Set out each line from the following listing that includes the word "bois".

(Dataset items)
(begin)

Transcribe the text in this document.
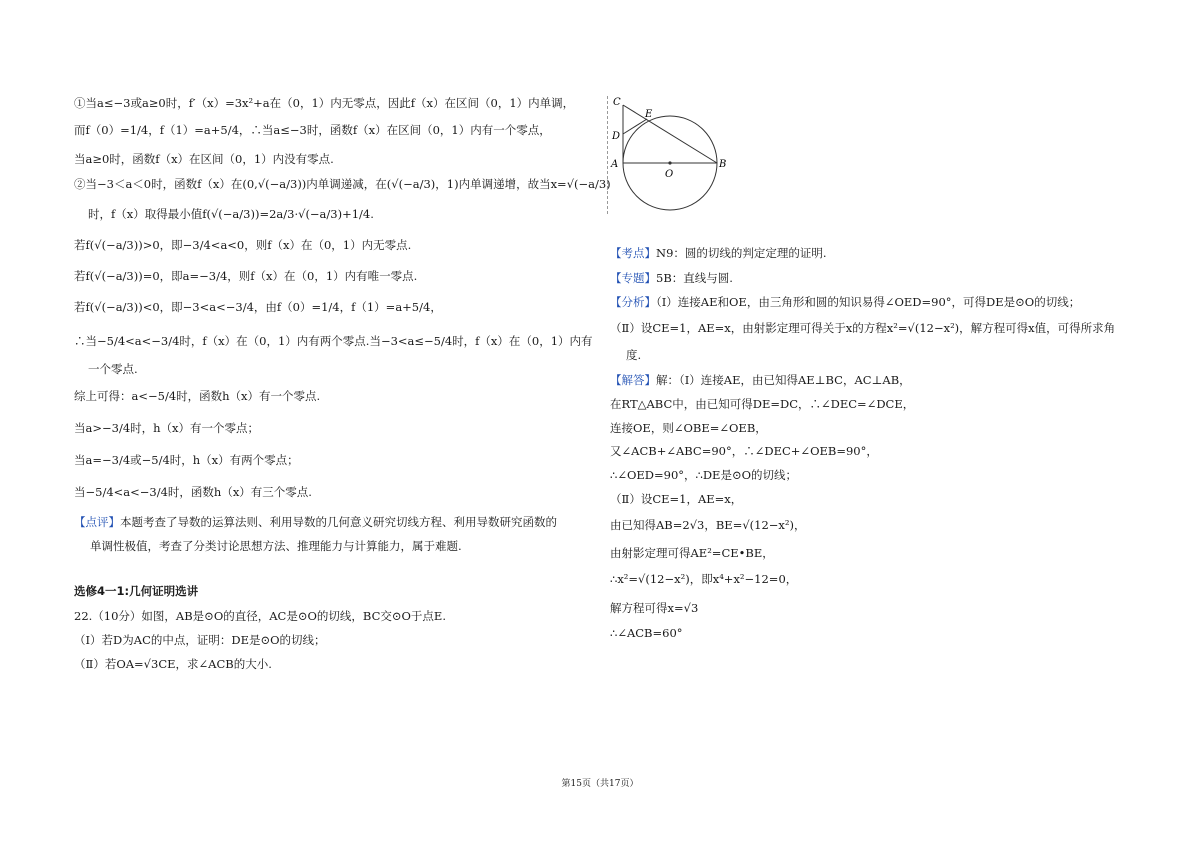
①当a≤−3或a≥0时，f′（x）=3x²+a在（0，1）内无零点，因此f（x）在区间（0，1）内单调，
而f（0）=1/4，f（1）=a+5/4，∴当a≤−3时，函数f（x）在区间（0，1）内有一个零点，
当a≥0时，函数f（x）在区间（0，1）内没有零点.
②当−3＜a＜0时，函数f（x）在(0,√(−a/3))内单调递减，在(√(−a/3)，1)内单调递增，故当x=√(−a/3)
时，f（x）取得最小值f(√(−a/3))=2a/3·√(−a/3)+1/4.
若f(√(−a/3))>0，即−3/4<a<0，则f（x）在（0，1）内无零点.
若f(√(−a/3))=0，即a=−3/4，则f（x）在（0，1）内有唯一零点.
若f(√(−a/3))<0，即−3<a<−3/4，由f（0）=1/4，f（1）=a+5/4，
∴当−5/4<a<−3/4时，f（x）在（0，1）内有两个零点.当−3<a≤−5/4时，f（x）在（0，1）内有
一个零点.
综上可得：a<−5/4时，函数h（x）有一个零点.
当a>−3/4时，h（x）有一个零点；
当a=−3/4或−5/4时，h（x）有两个零点；
当−5/4<a<−3/4时，函数h（x）有三个零点.
【点评】本题考查了导数的运算法则、利用导数的几何意义研究切线方程、利用导数研究函数的
单调性极值，考查了分类讨论思想方法、推理能力与计算能力，属于难题.
选修4一1:几何证明选讲
22.（10分）如图，AB是⊙O的直径，AC是⊙O的切线，BC交⊙O于点E.
（Ⅰ）若D为AC的中点，证明：DE是⊙O的切线；
（Ⅱ）若OA=√3CE，求∠ACB的大小.
C
E
D
A
O
B
【考点】N9：圆的切线的判定定理的证明.
【专题】5B：直线与圆.
【分析】（Ⅰ）连接AE和OE，由三角形和圆的知识易得∠OED=90°，可得DE是⊙O的切线；
（Ⅱ）设CE=1，AE=x，由射影定理可得关于x的方程x²=√(12−x²)，解方程可得x值，可得所求角
度.
【解答】解：（Ⅰ）连接AE，由已知得AE⊥BC，AC⊥AB，
在RT△ABC中，由已知可得DE=DC，∴∠DEC=∠DCE，
连接OE，则∠OBE=∠OEB，
又∠ACB+∠ABC=90°，∴∠DEC+∠OEB=90°，
∴∠OED=90°，∴DE是⊙O的切线；
（Ⅱ）设CE=1，AE=x，
由已知得AB=2√3，BE=√(12−x²)，
由射影定理可得AE²=CE•BE，
∴x²=√(12−x²)，即x⁴+x²−12=0，
解方程可得x=√3
∴∠ACB=60°
第15页（共17页）
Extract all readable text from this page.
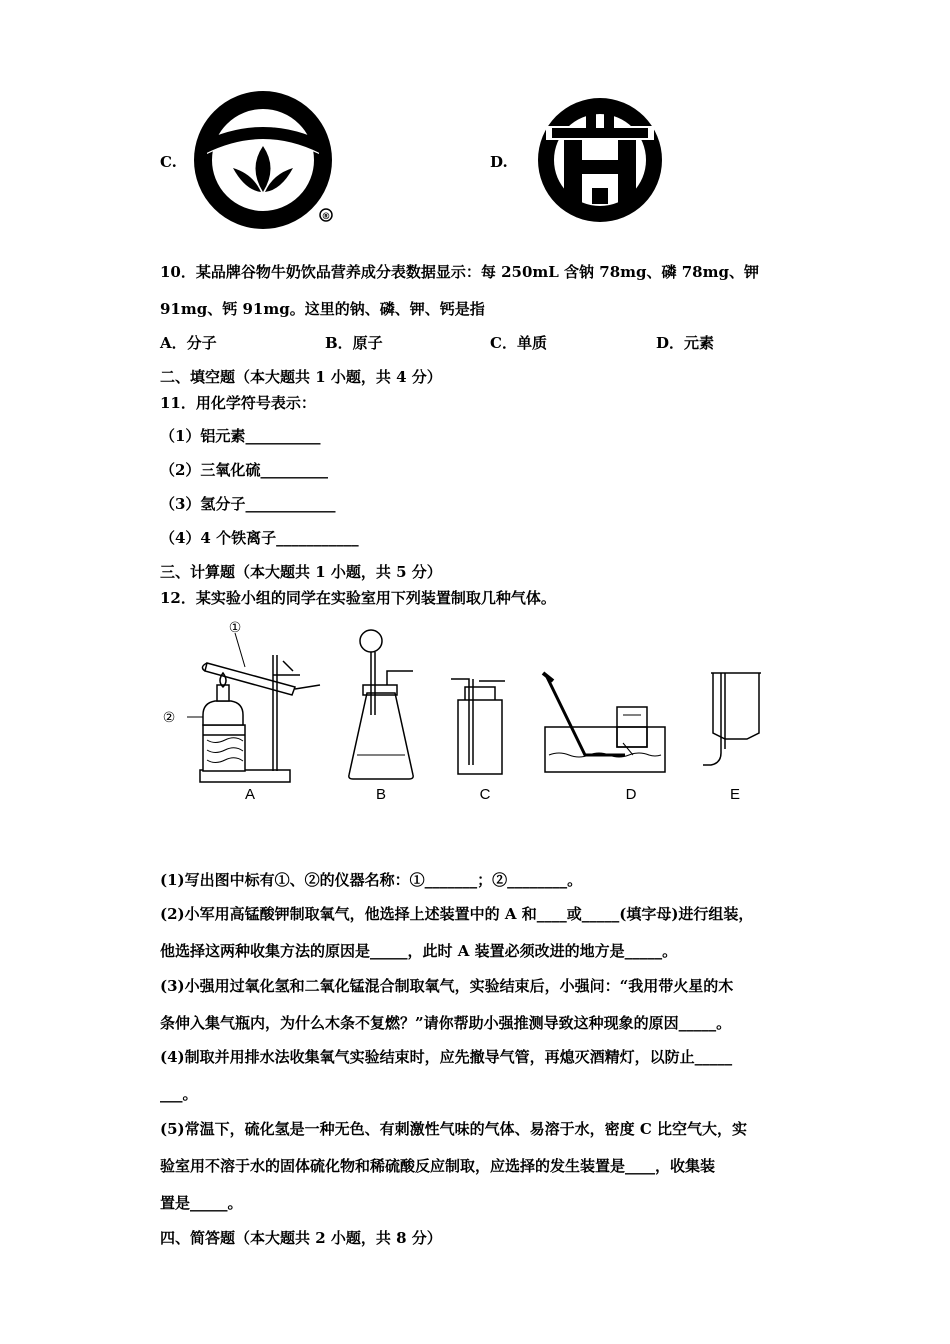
C.
®
D.
10．某品牌谷物牛奶饮品营养成分表数据显示：每 250mL 含钠 78mg、磷 78mg、钾
91mg、钙 91mg。这里的钠、磷、钾、钙是指
A．分子	B．原子	C．单质	D．元素
二、填空题（本大题共 1 小题，共 4 分）
11．用化学符号表示：
（1）铝元素__________
（2）三氧化硫_________
（3）氢分子____________
（4）4 个铁离子___________
三、计算题（本大题共 1 小题，共 5 分）
12．某实验小组的同学在实验室用下列装置制取几种气体。
①
②
A	B	C	D	E
(1)写出图中标有①、②的仪器名称：①_______；②________。
(2)小军用高锰酸钾制取氧气，他选择上述装置中的 A 和____或_____(填字母)进行组装，
他选择这两种收集方法的原因是_____，此时 A 装置必须改进的地方是_____。
(3)小强用过氧化氢和二氧化锰混合制取氧气，实验结束后，小强问：“我用带火星的木
条伸入集气瓶内，为什么木条不复燃？”请你帮助小强推测导致这种现象的原因_____。
(4)制取并用排水法收集氧气实验结束时，应先撤导气管，再熄灭酒精灯，以防止_____
___。
(5)常温下，硫化氢是一种无色、有刺激性气味的气体、易溶于水，密度 C 比空气大，实
验室用不溶于水的固体硫化物和稀硫酸反应制取，应选择的发生装置是____，收集装
置是_____。
四、简答题（本大题共 2 小题，共 8 分）
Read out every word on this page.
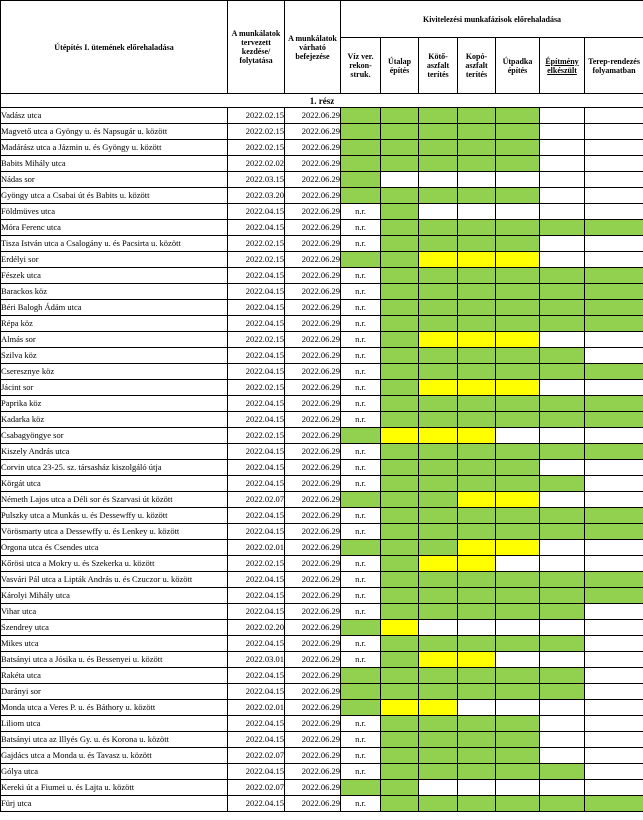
Útépítés I. ütemének előrehaladása	A munkálatok tervezett kezdése/ folytatása	A munkálatok várható befejezése	Kivitelezési munkafázisok előrehaladása						
			Víz ver. rekon-struk.	Útalap építés	Kötő-aszfalt terítés	Kopó-aszfalt terítés	Útpadka építés	Építmény elkészült	Terep-rendezés folyamatban
1. rész									
Vadász utca	2022.02.15	2022.06.29							
Magvető utca a Gyöngy u. és Napsugár u. között	2022.02.15	2022.06.29							
Madárász utca a Jázmin u. és Gyöngy u. között	2022.02.15	2022.06.29							
Babits Mihály utca	2022.02.02	2022.06.29							
Nádas sor	2022.03.15	2022.06.29							
Gyöngy utca a Csabai út és Babits u. között	2022.03.20	2022.06.29							
Földmüves utca	2022.04.15	2022.06.29	n.r.						
Móra Ferenc utca	2022.04.15	2022.06.29	n.r.						
Tisza István utca a Csalogány u. és Pacsirta u. között	2022.02.15	2022.06.29	n.r.						
Erdélyi sor	2022.02.15	2022.06.29							
Fészek utca	2022.04.15	2022.06.29	n.r.						
Barackos köz	2022.04.15	2022.06.29	n.r.						
Béri Balogh Ádám utca	2022.04.15	2022.06.29	n.r.						
Répa köz	2022.04.15	2022.06.29	n.r.						
Almás sor	2022.02.15	2022.06.29	n.r.						
Szilva köz	2022.04.15	2022.06.29	n.r.						
Cseresznye köz	2022.04.15	2022.06.29	n.r.						
Jácint sor	2022.02.15	2022.06.29	n.r.						
Paprika köz	2022.04.15	2022.06.29	n.r.						
Kadarka köz	2022.04.15	2022.06.29	n.r.						
Csabagyöngye sor	2022.02.15	2022.06.29							
Kiszely András utca	2022.04.15	2022.06.29	n.r.						
Corvin utca 23-25. sz. társasház kiszolgáló útja	2022.04.15	2022.06.29	n.r.						
Körgát utca	2022.04.15	2022.06.29	n.r.						
Németh Lajos utca a Déli sor és Szarvasi út között	2022.02.07	2022.06.29							
Pulszky utca a Munkás u. és Dessewffy u. között	2022.04.15	2022.06.29	n.r.						
Vörösmarty utca a Dessewffy u. és Lenkey u. között	2022.04.15	2022.06.29	n.r.						
Orgona utca és Csendes utca	2022.02.01	2022.06.29							
Kőrösi utca a Mokry u. és Szekerka u. között	2022.02.15	2022.06.29	n.r.						
Vasvári Pál utca a Lipták András u. és Czuczor u. között	2022.04.15	2022.06.29	n.r.						
Károlyi Mihály utca	2022.04.15	2022.06.29	n.r.						
Vihar utca	2022.04.15	2022.06.29	n.r.						
Szendrey utca	2022.02.20	2022.06.29							
Mikes utca	2022.04.15	2022.06.29	n.r.						
Batsányi utca a Jósika u. és Bessenyei u. között	2022.03.01	2022.06.29	n.r.						
Rakéta utca	2022.04.15	2022.06.29							
Darányi sor	2022.04.15	2022.06.29							
Monda utca a Veres P. u. és Báthory u. között	2022.02.01	2022.06.29							
Liliom utca	2022.04.15	2022.06.29	n.r.						
Batsányi utca az Illyés Gy. u. és Korona u. között	2022.04.15	2022.06.29	n.r.						
Gajdács utca a Monda u. és Tavasz u. között	2022.02.07	2022.06.29	n.r.						
Gólya utca	2022.04.15	2022.06.29	n.r.						
Kereki út a Fiumei u. és Lajta u. között	2022.02.07	2022.06.29							
Fürj utca	2022.04.15	2022.06.29	n.r.						
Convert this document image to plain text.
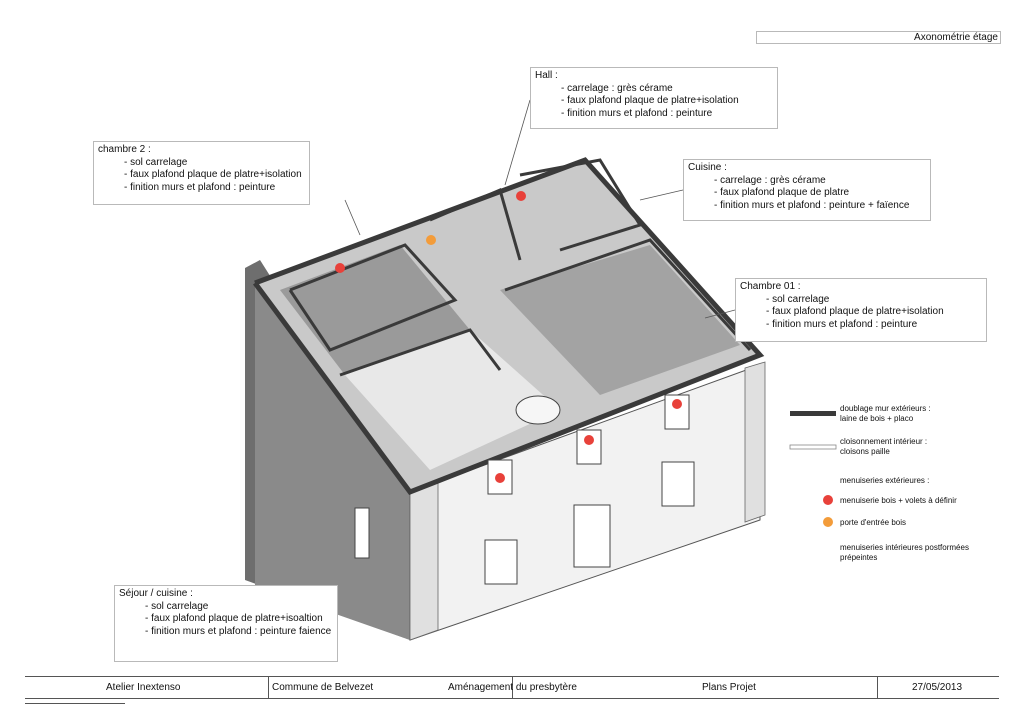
Axonométrie étage
Hall :
- carrelage : grès cérame
- faux plafond plaque de platre+isolation
- finition murs et plafond : peinture
chambre 2 :
- sol carrelage
- faux plafond plaque de platre+isolation
- finition murs et plafond : peinture
Cuisine :
- carrelage : grès cérame
- faux plafond plaque de platre
- finition murs et plafond : peinture + faïence
Chambre 01 :
- sol carrelage
- faux plafond plaque de platre+isolation
- finition murs et plafond : peinture
Séjour / cuisine :
- sol carrelage
- faux plafond plaque de platre+isoaltion
- finition murs et plafond : peinture faience
doublage mur extérieurs : laine de bois + placo
cloisonnement intérieur : cloisons paille
menuiseries extérieures :
menuiserie bois + volets à définir
porte d'entrée bois
menuiseries intérieures postformées prépeintes
Atelier Inextenso	Commune de Belvezet	Aménagement du presbytère	Plans Projet	27/05/2013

(end)

Output
doublage mur extérieurs : laine de bois + placo
menuiserie bois + volets à définir
porte d'entrée bois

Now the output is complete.